Provided records:
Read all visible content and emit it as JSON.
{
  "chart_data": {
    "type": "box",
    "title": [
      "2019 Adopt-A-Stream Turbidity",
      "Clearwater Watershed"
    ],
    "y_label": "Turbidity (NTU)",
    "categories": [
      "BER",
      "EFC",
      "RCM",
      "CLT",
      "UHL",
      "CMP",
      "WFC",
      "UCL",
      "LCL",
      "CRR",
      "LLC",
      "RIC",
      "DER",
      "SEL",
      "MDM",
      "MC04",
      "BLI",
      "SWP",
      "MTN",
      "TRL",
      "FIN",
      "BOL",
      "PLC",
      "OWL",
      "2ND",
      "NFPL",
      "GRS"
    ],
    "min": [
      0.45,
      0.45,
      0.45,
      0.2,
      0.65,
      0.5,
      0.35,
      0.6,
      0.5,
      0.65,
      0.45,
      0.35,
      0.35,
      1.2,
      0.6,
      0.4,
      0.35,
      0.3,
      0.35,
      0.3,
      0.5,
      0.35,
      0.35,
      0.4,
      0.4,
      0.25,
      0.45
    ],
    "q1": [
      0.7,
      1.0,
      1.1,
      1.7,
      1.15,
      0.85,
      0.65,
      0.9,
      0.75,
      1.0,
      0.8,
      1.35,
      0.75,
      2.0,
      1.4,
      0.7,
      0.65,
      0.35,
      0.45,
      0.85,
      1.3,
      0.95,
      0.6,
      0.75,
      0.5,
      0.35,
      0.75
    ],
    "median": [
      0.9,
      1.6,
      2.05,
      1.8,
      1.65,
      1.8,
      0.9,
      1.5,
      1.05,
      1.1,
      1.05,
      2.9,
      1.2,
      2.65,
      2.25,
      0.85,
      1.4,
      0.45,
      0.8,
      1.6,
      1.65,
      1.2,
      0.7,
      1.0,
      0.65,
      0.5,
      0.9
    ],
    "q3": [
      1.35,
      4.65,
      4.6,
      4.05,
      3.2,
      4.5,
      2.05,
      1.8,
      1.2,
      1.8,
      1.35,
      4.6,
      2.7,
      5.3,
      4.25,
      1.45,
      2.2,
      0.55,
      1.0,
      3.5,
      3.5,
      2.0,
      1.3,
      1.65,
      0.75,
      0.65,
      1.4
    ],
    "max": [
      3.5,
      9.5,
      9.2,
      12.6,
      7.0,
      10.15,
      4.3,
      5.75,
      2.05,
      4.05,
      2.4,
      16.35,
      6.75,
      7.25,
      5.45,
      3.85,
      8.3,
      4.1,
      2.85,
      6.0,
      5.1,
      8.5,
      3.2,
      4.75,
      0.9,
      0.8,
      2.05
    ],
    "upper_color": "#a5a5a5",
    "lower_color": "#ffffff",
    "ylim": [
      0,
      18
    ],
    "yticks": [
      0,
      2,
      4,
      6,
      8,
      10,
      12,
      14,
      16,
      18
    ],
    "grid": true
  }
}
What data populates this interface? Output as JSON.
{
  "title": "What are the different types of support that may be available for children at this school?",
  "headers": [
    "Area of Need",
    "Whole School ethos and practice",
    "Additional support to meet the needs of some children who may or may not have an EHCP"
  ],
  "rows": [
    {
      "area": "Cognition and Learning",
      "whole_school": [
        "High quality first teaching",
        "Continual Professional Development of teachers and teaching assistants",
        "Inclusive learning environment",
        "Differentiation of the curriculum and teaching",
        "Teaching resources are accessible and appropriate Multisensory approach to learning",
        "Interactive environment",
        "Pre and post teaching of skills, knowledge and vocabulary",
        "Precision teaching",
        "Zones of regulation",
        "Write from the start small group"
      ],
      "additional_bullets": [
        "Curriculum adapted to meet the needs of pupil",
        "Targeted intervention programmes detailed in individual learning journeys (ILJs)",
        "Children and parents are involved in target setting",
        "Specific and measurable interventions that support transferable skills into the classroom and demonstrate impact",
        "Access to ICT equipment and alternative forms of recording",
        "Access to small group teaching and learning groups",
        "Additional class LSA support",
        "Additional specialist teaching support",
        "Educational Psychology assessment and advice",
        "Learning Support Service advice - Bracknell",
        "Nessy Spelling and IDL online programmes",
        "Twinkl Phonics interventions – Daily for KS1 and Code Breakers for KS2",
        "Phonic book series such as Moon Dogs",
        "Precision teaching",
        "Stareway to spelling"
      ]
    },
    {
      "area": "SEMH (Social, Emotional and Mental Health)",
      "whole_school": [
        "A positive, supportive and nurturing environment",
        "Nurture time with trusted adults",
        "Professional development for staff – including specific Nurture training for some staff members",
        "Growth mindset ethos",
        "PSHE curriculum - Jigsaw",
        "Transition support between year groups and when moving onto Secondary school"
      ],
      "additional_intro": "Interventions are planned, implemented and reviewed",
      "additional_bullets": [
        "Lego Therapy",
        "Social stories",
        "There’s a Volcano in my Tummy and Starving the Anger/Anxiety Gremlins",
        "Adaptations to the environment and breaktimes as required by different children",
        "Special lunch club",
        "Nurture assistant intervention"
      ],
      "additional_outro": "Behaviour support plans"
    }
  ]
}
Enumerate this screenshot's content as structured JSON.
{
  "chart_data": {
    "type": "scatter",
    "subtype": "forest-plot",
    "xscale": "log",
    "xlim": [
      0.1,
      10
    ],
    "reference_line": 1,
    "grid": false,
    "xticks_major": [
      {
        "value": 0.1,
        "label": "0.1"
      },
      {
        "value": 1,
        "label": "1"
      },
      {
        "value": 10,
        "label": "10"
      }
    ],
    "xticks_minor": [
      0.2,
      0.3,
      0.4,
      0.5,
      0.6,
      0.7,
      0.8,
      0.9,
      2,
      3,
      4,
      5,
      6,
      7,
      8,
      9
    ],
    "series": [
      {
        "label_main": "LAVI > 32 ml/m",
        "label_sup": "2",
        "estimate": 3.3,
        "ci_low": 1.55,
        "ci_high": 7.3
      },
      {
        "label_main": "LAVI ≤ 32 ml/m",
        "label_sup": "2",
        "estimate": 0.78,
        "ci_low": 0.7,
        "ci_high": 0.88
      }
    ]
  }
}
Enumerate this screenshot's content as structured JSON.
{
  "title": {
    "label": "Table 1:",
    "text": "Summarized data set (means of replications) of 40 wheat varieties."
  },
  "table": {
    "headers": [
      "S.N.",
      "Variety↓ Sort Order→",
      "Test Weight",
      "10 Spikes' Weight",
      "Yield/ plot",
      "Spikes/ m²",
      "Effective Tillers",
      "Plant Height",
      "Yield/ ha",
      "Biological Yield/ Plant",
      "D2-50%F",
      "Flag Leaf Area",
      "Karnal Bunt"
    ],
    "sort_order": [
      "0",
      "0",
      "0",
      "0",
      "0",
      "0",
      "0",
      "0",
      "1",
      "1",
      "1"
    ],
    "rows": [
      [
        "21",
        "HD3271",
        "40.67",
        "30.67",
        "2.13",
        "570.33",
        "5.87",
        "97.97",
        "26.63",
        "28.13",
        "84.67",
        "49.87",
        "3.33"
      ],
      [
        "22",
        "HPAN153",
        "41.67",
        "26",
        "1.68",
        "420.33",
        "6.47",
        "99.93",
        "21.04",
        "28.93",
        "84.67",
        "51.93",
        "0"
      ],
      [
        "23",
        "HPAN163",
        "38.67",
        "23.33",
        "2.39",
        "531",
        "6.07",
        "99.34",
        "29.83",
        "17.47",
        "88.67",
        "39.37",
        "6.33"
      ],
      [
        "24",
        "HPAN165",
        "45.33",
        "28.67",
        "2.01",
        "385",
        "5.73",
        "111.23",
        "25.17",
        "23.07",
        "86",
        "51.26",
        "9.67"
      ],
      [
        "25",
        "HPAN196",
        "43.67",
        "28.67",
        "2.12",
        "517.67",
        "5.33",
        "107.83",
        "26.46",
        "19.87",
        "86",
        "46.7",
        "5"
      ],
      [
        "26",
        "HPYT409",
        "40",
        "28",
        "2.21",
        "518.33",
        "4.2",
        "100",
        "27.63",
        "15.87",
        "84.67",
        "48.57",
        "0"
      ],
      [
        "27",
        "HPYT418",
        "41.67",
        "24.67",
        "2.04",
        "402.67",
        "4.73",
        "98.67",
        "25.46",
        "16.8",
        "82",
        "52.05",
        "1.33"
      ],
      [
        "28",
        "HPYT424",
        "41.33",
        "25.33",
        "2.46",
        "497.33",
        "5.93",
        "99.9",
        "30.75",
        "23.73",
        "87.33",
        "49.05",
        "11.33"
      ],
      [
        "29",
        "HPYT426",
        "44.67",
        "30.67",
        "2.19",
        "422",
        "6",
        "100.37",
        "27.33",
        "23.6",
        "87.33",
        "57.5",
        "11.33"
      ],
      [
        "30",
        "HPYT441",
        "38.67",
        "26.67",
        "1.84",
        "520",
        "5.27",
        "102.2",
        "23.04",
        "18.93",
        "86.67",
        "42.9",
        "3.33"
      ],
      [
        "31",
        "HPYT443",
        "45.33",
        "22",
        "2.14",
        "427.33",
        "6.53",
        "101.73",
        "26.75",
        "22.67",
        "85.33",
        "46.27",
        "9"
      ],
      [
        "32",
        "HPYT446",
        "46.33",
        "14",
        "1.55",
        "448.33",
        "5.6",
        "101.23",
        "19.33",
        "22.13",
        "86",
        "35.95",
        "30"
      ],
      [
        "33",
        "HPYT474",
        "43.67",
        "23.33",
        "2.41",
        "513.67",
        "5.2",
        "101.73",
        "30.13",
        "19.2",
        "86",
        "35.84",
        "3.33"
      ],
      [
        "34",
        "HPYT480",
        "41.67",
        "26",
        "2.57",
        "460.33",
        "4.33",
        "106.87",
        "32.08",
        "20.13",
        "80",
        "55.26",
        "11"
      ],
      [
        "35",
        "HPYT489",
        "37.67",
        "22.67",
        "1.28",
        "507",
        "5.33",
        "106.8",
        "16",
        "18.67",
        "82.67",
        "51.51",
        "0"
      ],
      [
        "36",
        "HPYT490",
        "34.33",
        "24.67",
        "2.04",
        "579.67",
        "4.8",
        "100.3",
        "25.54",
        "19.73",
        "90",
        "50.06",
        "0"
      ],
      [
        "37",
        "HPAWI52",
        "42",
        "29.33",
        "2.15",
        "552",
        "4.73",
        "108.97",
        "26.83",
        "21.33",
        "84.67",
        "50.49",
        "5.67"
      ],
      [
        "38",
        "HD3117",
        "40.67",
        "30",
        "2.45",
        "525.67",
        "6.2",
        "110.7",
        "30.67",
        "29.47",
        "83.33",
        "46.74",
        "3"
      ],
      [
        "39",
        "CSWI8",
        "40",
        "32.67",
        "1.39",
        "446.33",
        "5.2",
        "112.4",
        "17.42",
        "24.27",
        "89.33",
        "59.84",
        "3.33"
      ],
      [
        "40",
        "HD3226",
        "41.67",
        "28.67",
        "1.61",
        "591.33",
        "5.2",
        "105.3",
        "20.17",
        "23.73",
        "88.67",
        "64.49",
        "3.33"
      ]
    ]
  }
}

Task to complete: Go through the data and gather every line that holds "title".

Answer for the task:
    "title": [
  "title": "What are the different types of support that may be available for children at this school?",
  "title": {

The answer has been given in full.